### TO DO
Wherever the word "title" appears in a line, copy that line.

### EXCERPTED DATA
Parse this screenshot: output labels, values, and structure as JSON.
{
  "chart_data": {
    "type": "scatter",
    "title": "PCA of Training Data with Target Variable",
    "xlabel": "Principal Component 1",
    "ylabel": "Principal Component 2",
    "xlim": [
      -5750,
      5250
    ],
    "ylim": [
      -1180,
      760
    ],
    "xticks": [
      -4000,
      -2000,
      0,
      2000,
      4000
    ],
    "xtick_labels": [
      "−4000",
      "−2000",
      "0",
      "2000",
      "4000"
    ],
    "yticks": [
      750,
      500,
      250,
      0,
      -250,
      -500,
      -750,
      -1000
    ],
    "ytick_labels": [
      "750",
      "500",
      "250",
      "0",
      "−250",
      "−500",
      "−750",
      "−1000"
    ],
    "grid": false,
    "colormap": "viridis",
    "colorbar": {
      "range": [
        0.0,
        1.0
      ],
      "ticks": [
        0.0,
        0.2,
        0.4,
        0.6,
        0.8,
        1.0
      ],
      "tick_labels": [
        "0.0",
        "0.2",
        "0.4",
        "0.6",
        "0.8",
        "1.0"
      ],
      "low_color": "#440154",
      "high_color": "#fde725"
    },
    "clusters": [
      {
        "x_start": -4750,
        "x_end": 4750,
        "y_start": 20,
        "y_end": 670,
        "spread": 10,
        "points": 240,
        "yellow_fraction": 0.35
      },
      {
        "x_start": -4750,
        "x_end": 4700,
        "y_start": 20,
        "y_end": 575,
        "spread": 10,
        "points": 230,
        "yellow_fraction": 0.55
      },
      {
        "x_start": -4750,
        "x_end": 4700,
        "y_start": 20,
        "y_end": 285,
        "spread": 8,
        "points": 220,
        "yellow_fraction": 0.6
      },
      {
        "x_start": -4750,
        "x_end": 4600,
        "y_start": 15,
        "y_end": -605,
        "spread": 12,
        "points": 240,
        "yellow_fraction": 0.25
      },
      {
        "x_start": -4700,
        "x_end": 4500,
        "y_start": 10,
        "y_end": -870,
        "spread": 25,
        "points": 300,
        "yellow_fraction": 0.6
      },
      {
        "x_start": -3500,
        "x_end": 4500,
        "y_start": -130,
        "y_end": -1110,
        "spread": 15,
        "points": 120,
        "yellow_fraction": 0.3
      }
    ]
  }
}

---

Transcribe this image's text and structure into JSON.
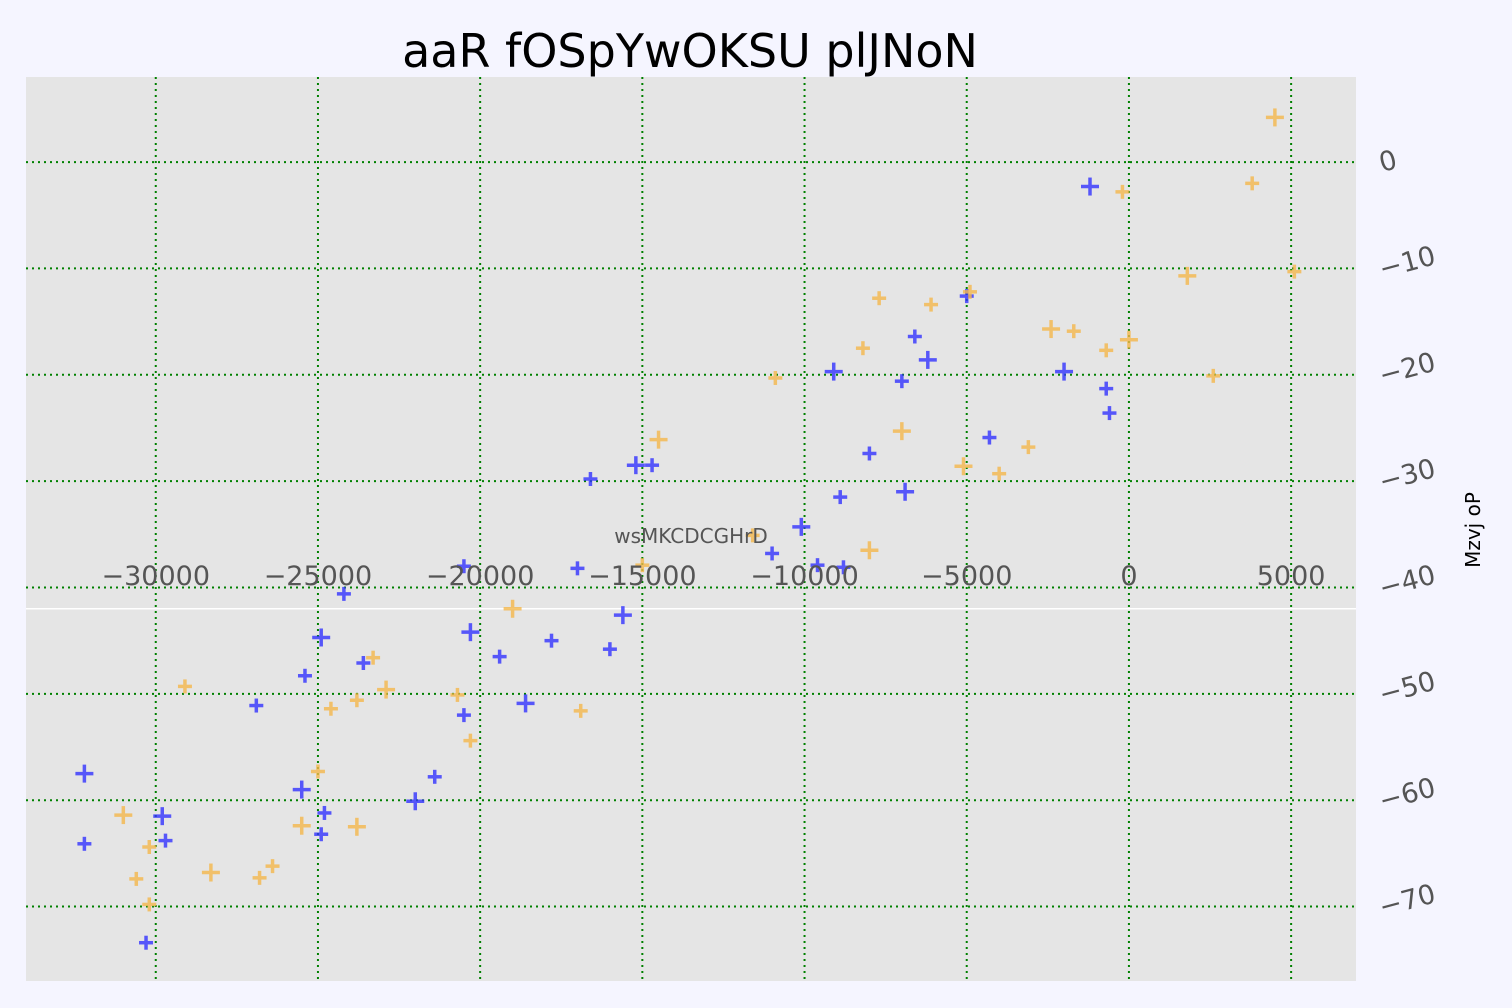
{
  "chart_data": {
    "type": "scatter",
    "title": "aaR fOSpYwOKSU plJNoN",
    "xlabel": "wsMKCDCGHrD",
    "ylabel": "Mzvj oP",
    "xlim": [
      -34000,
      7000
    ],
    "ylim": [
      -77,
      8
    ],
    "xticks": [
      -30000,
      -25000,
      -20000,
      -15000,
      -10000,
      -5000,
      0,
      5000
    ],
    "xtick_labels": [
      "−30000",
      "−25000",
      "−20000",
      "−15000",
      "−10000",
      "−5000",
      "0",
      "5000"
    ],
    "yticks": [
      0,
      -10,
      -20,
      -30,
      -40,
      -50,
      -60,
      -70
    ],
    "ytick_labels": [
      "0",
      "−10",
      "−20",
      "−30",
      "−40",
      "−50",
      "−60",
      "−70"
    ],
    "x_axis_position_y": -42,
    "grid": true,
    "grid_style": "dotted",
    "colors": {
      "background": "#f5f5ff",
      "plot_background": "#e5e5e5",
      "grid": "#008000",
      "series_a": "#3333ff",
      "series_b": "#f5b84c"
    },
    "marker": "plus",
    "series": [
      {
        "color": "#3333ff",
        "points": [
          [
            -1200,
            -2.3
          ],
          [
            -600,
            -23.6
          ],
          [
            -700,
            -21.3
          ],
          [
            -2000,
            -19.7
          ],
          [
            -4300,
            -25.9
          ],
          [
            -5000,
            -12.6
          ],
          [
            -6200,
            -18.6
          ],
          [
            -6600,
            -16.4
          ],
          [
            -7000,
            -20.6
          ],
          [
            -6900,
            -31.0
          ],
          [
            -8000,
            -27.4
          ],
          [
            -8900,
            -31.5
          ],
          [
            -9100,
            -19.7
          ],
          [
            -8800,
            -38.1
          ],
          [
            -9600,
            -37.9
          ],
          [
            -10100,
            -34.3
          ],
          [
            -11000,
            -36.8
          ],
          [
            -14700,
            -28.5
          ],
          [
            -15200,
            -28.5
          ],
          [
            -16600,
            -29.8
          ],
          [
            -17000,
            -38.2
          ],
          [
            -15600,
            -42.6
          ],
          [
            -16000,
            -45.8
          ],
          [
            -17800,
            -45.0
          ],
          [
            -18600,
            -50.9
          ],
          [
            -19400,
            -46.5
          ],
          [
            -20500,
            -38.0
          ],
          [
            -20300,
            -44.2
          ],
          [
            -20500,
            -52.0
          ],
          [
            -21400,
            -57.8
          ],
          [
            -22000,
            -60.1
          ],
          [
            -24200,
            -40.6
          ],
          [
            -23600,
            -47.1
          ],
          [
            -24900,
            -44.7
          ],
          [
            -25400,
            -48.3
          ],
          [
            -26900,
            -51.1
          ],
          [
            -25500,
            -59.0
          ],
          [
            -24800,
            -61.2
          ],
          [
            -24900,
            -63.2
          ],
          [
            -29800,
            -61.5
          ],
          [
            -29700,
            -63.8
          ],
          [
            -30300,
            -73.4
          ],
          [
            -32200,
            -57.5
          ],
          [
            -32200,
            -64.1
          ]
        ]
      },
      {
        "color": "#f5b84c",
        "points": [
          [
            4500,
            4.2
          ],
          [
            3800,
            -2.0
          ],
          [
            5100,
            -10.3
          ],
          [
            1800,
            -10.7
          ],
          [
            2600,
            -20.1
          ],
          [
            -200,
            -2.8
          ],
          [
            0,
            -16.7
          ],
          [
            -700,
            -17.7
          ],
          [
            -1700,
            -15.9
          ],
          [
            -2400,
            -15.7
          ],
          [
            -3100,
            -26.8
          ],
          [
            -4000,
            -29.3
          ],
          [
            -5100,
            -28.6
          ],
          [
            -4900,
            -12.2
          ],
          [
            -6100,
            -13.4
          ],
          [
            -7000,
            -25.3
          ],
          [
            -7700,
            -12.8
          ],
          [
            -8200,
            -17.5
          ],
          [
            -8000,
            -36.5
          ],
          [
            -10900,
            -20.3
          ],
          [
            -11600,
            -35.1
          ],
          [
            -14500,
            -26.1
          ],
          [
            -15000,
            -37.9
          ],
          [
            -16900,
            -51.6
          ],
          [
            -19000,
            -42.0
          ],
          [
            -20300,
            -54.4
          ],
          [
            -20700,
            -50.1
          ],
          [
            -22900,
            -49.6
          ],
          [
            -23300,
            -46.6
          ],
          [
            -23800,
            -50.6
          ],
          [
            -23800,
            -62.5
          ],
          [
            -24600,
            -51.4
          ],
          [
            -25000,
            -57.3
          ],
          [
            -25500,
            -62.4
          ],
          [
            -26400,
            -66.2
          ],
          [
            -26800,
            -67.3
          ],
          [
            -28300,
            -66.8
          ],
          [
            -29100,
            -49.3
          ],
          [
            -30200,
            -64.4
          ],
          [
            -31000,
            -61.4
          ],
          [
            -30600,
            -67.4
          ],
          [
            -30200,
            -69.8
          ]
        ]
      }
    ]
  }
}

### FINISHED TASK
    "title": "PCA of Training Data with Target Variable",
    "title": "aaR fOSpYwOKSU plJNoN",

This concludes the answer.